In the text on New Deal financial regulation, which act established the Securities and Exchange Commission?

TEXT PASSAGE:
>> start

How the New Deal Made the Financial System Less Safe

The Myth: New Deal regulation of the financial system made the system safer.

The Reality: New Deal regulation of the financial system failed to address the real source of the problems that led to the Great Depression and laid the foundation for future crises.

Although there is widespread agreement among economists that the Great Depression was not caused by the free market, there is also widespread, if not universal, agreement that the government’s regulatory response to the Great Depression made the system safer. Many commentators on the 2008 financial crisis argue that it was the abandonment of the post–New Deal regulatory regime during the 1980s and 1990s that set the stage for our current troubles.

There are three major parts of the government’s regulatory response to the Great Depression:

  1. 1. Banking regulation
  2. 2. Housing regulation
  3. 3. Securities regulation

The government’s top priority on housing was to bail out mortgage borrowers and lenders, spawning the creation of the Federal Housing Administration and Fannie Mae. The Securities Act of 1933 and the Securities Exchange Act of 1934, which established the Securities and Exchange Commission, were passed to control the trading of securities in the name of protecting investors and making securities markets more orderly and fair.

>> end

INFORMATION SHOWN:
>> start

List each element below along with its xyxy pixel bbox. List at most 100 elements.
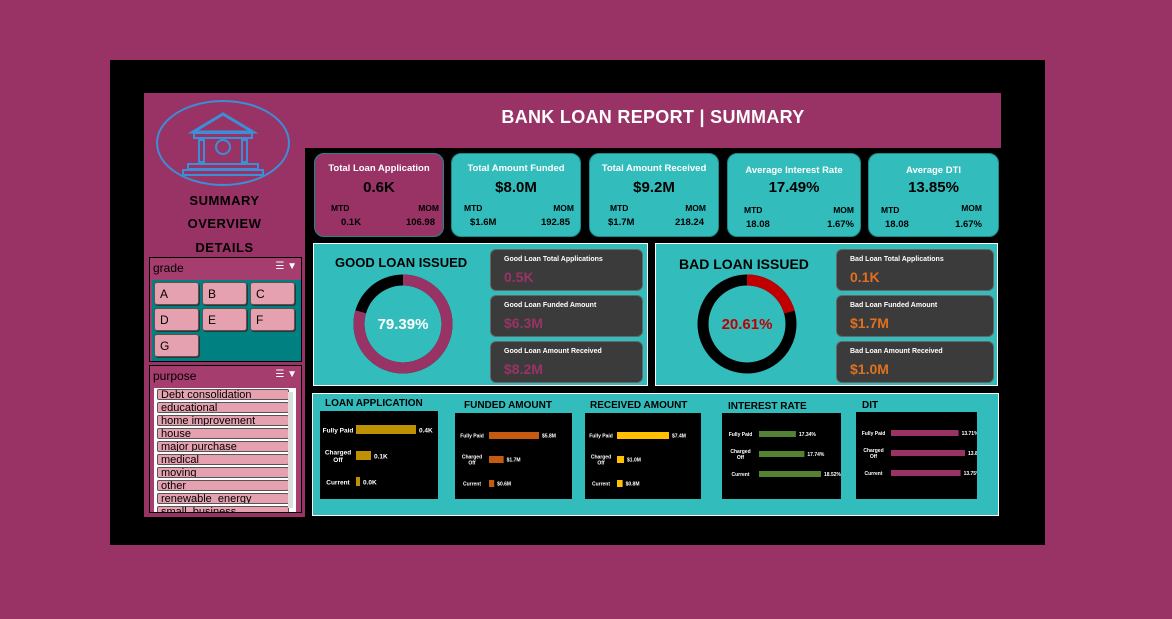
purpose-item-debt-consolidation[interactable]: Debt consolidation <box>157 389 289 400</box>
kpi-mom-value: 1.67% <box>955 219 982 230</box>
bar-data-label: 0.0K <box>363 479 377 486</box>
nav-details[interactable]: DETAILS <box>144 240 305 255</box>
kpi-mom-value: 106.98 <box>405 217 435 228</box>
bad-loan-percent: 20.61% <box>722 316 773 333</box>
report-header: BANK LOAN REPORT | SUMMARY <box>305 93 1001 148</box>
bar-data-label: $1.7M <box>507 458 521 464</box>
multi-select-filter-icon[interactable]: ☰ ▼ <box>275 261 297 272</box>
kpi-average-dti[interactable]: Average DTI 13.85% MTD MOM 18.08 1.67% <box>868 153 999 237</box>
grade-button-c[interactable]: C <box>250 282 295 305</box>
kpi-mom-value: 192.85 <box>540 217 570 228</box>
bar <box>759 471 821 477</box>
bar <box>356 451 371 460</box>
purpose-slicer-title: purpose <box>153 369 197 383</box>
purpose-item-educational[interactable]: educational <box>157 402 289 413</box>
bad-loan-applications-card: Bad Loan Total Applications 0.1K <box>836 249 994 291</box>
purpose-item-home-improvement[interactable]: home improvement <box>157 415 289 426</box>
kpi-mom-value: 218.24 <box>674 217 704 228</box>
chart-title-received-amount: RECEIVED AMOUNT <box>590 400 688 411</box>
purpose-item-small-business[interactable]: small_business <box>157 506 289 512</box>
chart-title-loan-application: LOAN APPLICATION <box>325 398 423 409</box>
chart-title-funded-amount: FUNDED AMOUNT <box>464 400 552 411</box>
kpi-total-amount-funded[interactable]: Total Amount Funded $8.0M MTD MOM $1.6M … <box>451 153 581 237</box>
bar-category-label: Fully Paid <box>862 431 886 437</box>
bar-category-label: Charged Off <box>325 450 351 465</box>
kpi-value: 0.6K <box>363 179 395 196</box>
kpi-mom-label: MOM <box>685 203 706 213</box>
grade-button-e[interactable]: E <box>202 308 247 331</box>
bar-category-label: Charged Off <box>730 449 750 461</box>
good-loan-percent: 79.39% <box>378 316 429 333</box>
bar-category-label: Fully Paid <box>729 432 753 438</box>
purpose-item-major-purchase[interactable]: major purchase <box>157 441 289 452</box>
bar-category-label: Fully Paid <box>323 427 354 434</box>
bar-category-label: Charged Off <box>863 448 883 460</box>
grade-button-f[interactable]: F <box>250 308 295 331</box>
nav-summary[interactable]: SUMMARY <box>144 193 305 208</box>
bar <box>489 456 504 463</box>
bar <box>759 431 796 437</box>
multi-select-filter-icon[interactable]: ☰ ▼ <box>275 369 297 380</box>
grade-slicer-header: grade ☰ ▼ <box>150 258 301 278</box>
bar-data-label: 13.71% <box>962 431 977 437</box>
bar-category-label: Current <box>731 472 749 478</box>
bank-logo-icon <box>156 100 290 186</box>
chart-title-dit: DIT <box>862 400 879 411</box>
bar <box>356 425 416 434</box>
kpi-mtd-label: MTD <box>744 205 763 215</box>
card-label: Good Loan Total Applications <box>504 256 603 263</box>
bar-category-label: Current <box>326 479 350 486</box>
grade-button-b[interactable]: B <box>202 282 247 305</box>
kpi-average-interest-rate[interactable]: Average Interest Rate 17.49% MTD MOM 18.… <box>727 153 861 237</box>
kpi-mtd-label: MTD <box>464 203 483 213</box>
kpi-value: $8.0M <box>495 179 537 196</box>
kpi-value: $9.2M <box>633 179 675 196</box>
bar <box>617 456 625 463</box>
good-loan-received-card: Good Loan Amount Received $8.2M <box>490 341 643 383</box>
bar-category-label: Charged Off <box>462 455 482 467</box>
kpi-total-amount-received[interactable]: Total Amount Received $9.2M MTD MOM $1.7… <box>589 153 719 237</box>
card-label: Good Loan Funded Amount <box>504 302 597 309</box>
chart-dit: Fully Paid 13.71% ChargedOff 13.84% Current 1… <box>856 412 977 499</box>
kpi-mtd-value: $1.7M <box>608 217 635 228</box>
card-value: $8.2M <box>504 361 543 377</box>
grade-button-g[interactable]: G <box>154 334 199 357</box>
kpi-value: 17.49% <box>768 179 820 196</box>
purpose-item-house[interactable]: house <box>157 428 289 439</box>
purpose-item-moving[interactable]: moving <box>157 467 289 478</box>
bar <box>489 480 495 487</box>
purpose-item-medical[interactable]: medical <box>157 454 289 465</box>
good-loan-panel: GOOD LOAN ISSUED 79.39% Good Loan Total … <box>313 243 648 386</box>
nav-overview[interactable]: OVERVIEW <box>144 216 305 231</box>
bar-data-label: 17.74% <box>807 452 825 458</box>
bad-loan-received-card: Bad Loan Amount Received $1.0M <box>836 341 994 383</box>
good-loan-donut: 79.39% <box>353 274 453 374</box>
card-value: $6.3M <box>504 315 543 331</box>
bar-data-label: $7.4M <box>672 434 686 440</box>
kpi-mom-value: 1.67% <box>827 219 854 230</box>
grade-button-d[interactable]: D <box>154 308 199 331</box>
card-label: Good Loan Amount Received <box>504 348 602 355</box>
purpose-list: Debt consolidation educational home impr… <box>154 388 296 512</box>
bar-category-label: Fully Paid <box>589 434 613 440</box>
card-label: Bad Loan Funded Amount <box>850 302 938 309</box>
kpi-label: Total Amount Received <box>601 163 707 174</box>
bar-data-label: $5.8M <box>542 434 556 440</box>
kpi-label: Total Amount Funded <box>467 163 565 174</box>
bar-category-label: Charged Off <box>591 455 611 467</box>
kpi-total-loan-application[interactable]: Total Loan Application 0.6K MTD MOM 0.1K… <box>314 153 444 237</box>
card-value: 0.5K <box>504 269 534 285</box>
good-loan-title: GOOD LOAN ISSUED <box>335 255 468 270</box>
chart-interest-rate: Fully Paid 17.34% Charged Off 17.74% Current 1… <box>722 413 841 499</box>
bar <box>891 430 959 436</box>
bar-data-label: 0.1K <box>374 453 388 460</box>
purpose-item-renewable-energy[interactable]: renewable_energy <box>157 493 289 504</box>
bad-loan-panel: BAD LOAN ISSUED 20.61% Bad Loan Total Ap… <box>655 243 998 386</box>
kpi-mtd-label: MTD <box>881 205 900 215</box>
bad-loan-title: BAD LOAN ISSUED <box>679 256 809 272</box>
bar-category-label: Current <box>864 471 882 477</box>
grade-button-a[interactable]: A <box>154 282 199 305</box>
purpose-item-other[interactable]: other <box>157 480 289 491</box>
bar-data-label: $1.0M <box>627 458 641 464</box>
purpose-scrollbar[interactable] <box>288 392 293 508</box>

>> end

EXPECTED ANSWER: The Securities Exchange Act of 1934.